* Start The input *

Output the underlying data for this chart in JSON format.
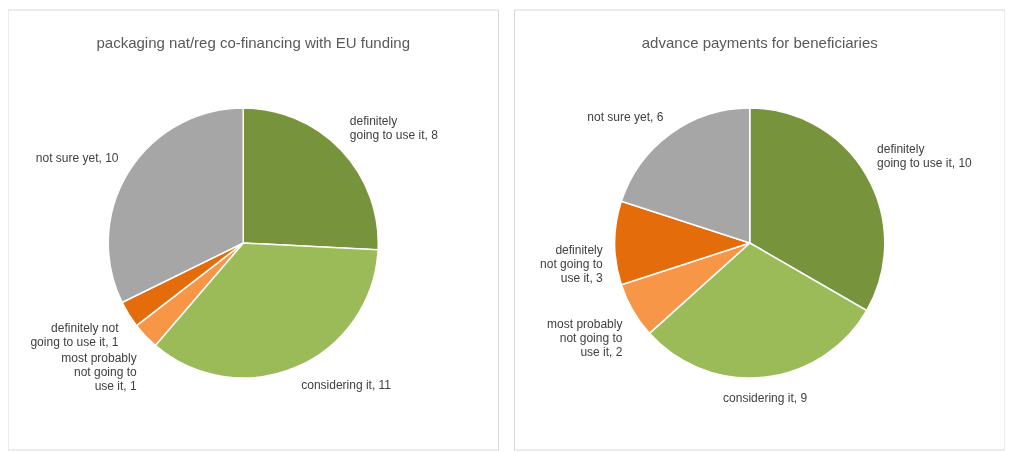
{
  "chart_data": [
    {
      "type": "pie",
      "title": "packaging nat/reg co-financing with EU funding",
      "categories": [
        "definitely going to use it",
        "considering it",
        "most probably not going to use it",
        "definitely not going to use it",
        "not sure yet"
      ],
      "values": [
        8,
        11,
        1,
        1,
        10
      ],
      "value_labels": [
        ", 8",
        ", 11",
        ", 1",
        ", 1",
        ", 10"
      ],
      "colors": [
        "#77933c",
        "#9bbb59",
        "#f79646",
        "#e46c0a",
        "#a6a6a6"
      ]
    },
    {
      "type": "pie",
      "title": "advance payments for beneficiaries",
      "categories": [
        "definitely going to use it",
        "considering it",
        "most probably not going to use it",
        "definitely not going to use it",
        "not sure yet"
      ],
      "values": [
        10,
        9,
        2,
        3,
        6
      ],
      "value_labels": [
        ", 10",
        ", 9",
        ", 2",
        ", 3",
        ", 6"
      ],
      "colors": [
        "#77933c",
        "#9bbb59",
        "#f79646",
        "#e46c0a",
        "#a6a6a6"
      ]
    }
  ]
}
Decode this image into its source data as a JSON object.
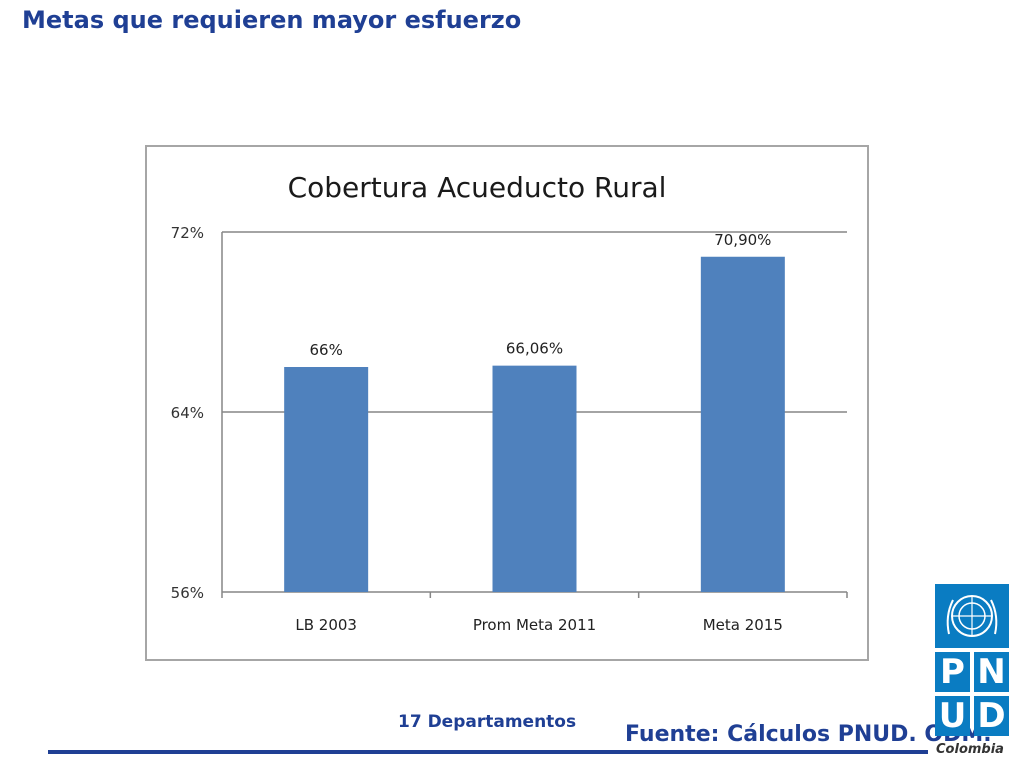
{
  "slide": {
    "title": "Metas que requieren mayor esfuerzo",
    "footnote": "17 Departamentos",
    "source": "Fuente: Cálculos PNUD. ODM."
  },
  "logo": {
    "letters": [
      "P",
      "N",
      "U",
      "D"
    ],
    "word": "Colombia",
    "color": "#0a7cc2"
  },
  "chart_data": {
    "type": "bar",
    "title": "Cobertura Acueducto Rural",
    "categories": [
      "LB 2003",
      "Prom Meta 2011",
      "Meta 2015"
    ],
    "values": [
      66.0,
      66.06,
      70.9
    ],
    "data_labels": [
      "66%",
      "66,06%",
      "70,90%"
    ],
    "yticks": [
      56,
      64,
      72
    ],
    "ytick_labels": [
      "56%",
      "64%",
      "72%"
    ],
    "ylim": [
      56,
      72
    ],
    "grid": true,
    "bar_color": "#4f81bd",
    "gridline_color": "#868686"
  }
}
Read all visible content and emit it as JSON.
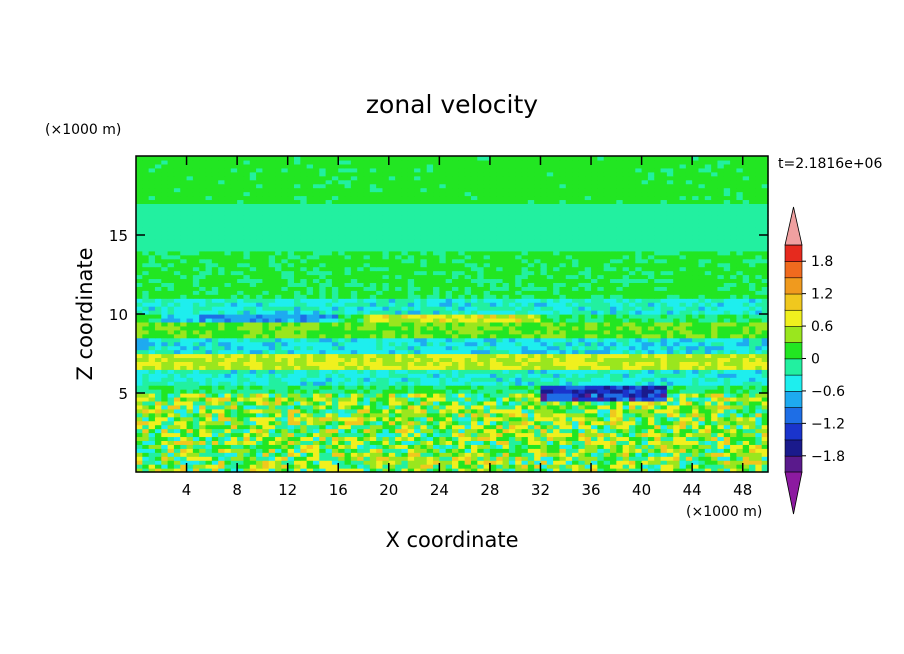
{
  "chart_data": {
    "type": "heatmap",
    "title": "zonal velocity",
    "xlabel": "X coordinate",
    "ylabel": "Z coordinate",
    "x_unit": "(×1000 m)",
    "y_unit": "(×1000 m)",
    "time_label": "t=2.1816e+06",
    "xlim": [
      0,
      50
    ],
    "ylim": [
      0,
      20
    ],
    "x_ticks": [
      4,
      8,
      12,
      16,
      20,
      24,
      28,
      32,
      36,
      40,
      44,
      48
    ],
    "y_ticks": [
      5,
      10,
      15
    ],
    "colorbar": {
      "levels": [
        -2.1,
        -1.8,
        -1.5,
        -1.2,
        -0.9,
        -0.6,
        -0.3,
        0,
        0.3,
        0.6,
        0.9,
        1.2,
        1.5,
        1.8,
        2.1
      ],
      "tick_labels": [
        "1.8",
        "1.2",
        "0.6",
        "0",
        "−0.6",
        "−1.2",
        "−1.8"
      ],
      "tick_values": [
        1.8,
        1.2,
        0.6,
        0,
        -0.6,
        -1.2,
        -1.8
      ],
      "colors": [
        "#5a1a8c",
        "#1a1a8c",
        "#1a34cc",
        "#1e6ee6",
        "#1eaaf0",
        "#1eeeee",
        "#22f0a0",
        "#22e622",
        "#9ae61e",
        "#f0f01e",
        "#f0c81e",
        "#f09a1e",
        "#f06a1e",
        "#e62a1e"
      ],
      "over_color": "#f0a0a0",
      "under_color": "#8c1aa0"
    },
    "bands": [
      {
        "z_range": [
          17,
          20
        ],
        "value": 0.1
      },
      {
        "z_range": [
          14,
          17
        ],
        "value": -0.15
      },
      {
        "z_range": [
          11,
          14
        ],
        "value": 0.05
      },
      {
        "z_range": [
          10,
          11
        ],
        "value": -0.35
      },
      {
        "z_range": [
          9.5,
          10
        ],
        "value": -0.8,
        "x_range": [
          2,
          16
        ]
      },
      {
        "z_range": [
          9.5,
          10
        ],
        "value": 0.7,
        "x_range": [
          18,
          32
        ]
      },
      {
        "z_range": [
          8.5,
          9.5
        ],
        "value": 0.3
      },
      {
        "z_range": [
          7.5,
          8.5
        ],
        "value": -0.45
      },
      {
        "z_range": [
          6.5,
          7.5
        ],
        "value": 0.6
      },
      {
        "z_range": [
          5.5,
          6.5
        ],
        "value": -0.35
      },
      {
        "z_range": [
          4.5,
          5.5
        ],
        "value": -1.4,
        "x_range": [
          32,
          42
        ]
      },
      {
        "z_range": [
          0,
          5
        ],
        "value": 0.3,
        "note_free": true
      }
    ]
  }
}
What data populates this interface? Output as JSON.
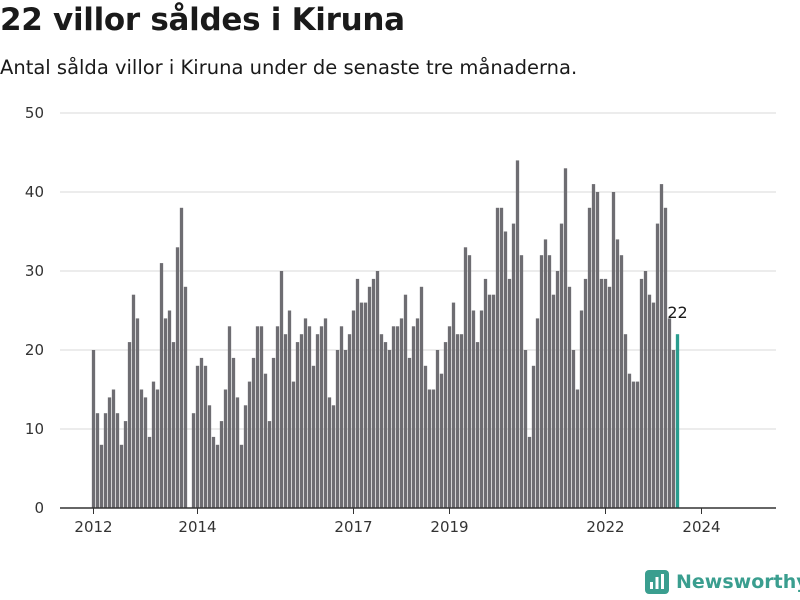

* End The input *

Search the records above for the string "title". Copy every line that contains it.

- Task result
      "title": "packaging nat/reg co-financing with EU funding",
      "title": "advance payments for beneficiaries",
    "title": "Metas que requieren mayor esfuerzo",
    "title": "Cobertura Acueducto Rural",
    "title": "zonal velocity",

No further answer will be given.